• Written request:
Gather all lines from the material that contain the word "color".

• Supplied entries:
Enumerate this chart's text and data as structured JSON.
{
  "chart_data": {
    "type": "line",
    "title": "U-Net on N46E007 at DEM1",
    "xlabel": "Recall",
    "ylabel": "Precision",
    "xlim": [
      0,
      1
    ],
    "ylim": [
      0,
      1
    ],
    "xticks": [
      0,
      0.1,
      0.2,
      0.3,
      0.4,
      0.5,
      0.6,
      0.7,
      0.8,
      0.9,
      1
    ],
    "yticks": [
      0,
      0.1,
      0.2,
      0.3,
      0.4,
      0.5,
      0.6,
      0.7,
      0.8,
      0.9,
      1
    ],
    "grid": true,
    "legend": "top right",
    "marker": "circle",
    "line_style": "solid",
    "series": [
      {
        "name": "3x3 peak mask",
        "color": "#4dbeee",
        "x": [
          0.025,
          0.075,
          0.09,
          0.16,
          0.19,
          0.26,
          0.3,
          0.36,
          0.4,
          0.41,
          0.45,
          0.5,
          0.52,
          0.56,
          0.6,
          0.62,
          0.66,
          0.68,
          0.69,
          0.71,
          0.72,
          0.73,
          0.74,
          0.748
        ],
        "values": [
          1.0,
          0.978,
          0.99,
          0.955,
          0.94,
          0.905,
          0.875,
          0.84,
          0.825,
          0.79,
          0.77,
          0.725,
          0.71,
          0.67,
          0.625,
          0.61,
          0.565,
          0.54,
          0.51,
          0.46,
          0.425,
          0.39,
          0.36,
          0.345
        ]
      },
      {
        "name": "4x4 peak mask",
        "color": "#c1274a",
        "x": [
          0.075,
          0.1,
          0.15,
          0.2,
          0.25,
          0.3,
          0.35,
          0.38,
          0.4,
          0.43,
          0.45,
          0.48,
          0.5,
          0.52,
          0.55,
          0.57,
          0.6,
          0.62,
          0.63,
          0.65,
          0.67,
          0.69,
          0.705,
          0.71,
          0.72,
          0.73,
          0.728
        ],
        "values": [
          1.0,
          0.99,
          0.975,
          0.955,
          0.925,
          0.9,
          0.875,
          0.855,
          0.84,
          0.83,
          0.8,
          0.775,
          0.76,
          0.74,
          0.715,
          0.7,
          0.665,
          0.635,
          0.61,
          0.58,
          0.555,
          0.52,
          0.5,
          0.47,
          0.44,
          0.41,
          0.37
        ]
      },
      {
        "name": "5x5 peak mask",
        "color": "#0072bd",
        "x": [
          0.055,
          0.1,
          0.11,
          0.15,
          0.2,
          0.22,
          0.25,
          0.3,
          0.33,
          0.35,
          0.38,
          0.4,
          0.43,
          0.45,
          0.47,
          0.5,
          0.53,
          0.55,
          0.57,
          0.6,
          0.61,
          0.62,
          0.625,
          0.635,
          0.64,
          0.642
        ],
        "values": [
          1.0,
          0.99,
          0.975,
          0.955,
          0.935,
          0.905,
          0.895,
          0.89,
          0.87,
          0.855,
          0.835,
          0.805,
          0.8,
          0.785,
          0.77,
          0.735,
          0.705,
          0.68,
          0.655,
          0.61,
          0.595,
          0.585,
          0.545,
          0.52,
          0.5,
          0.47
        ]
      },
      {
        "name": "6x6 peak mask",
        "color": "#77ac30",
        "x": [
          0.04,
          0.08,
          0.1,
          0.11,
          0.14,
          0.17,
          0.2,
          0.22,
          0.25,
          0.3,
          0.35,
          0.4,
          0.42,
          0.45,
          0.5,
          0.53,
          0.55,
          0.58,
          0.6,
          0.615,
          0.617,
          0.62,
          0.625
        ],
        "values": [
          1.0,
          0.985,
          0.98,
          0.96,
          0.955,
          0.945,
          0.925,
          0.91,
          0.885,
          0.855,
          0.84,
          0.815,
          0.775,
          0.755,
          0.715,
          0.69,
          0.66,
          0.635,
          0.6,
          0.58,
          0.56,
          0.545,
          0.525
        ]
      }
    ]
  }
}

• The response:
        "color": "#4dbeee",
        "color": "#c1274a",
        "color": "#0072bd",
        "color": "#77ac30",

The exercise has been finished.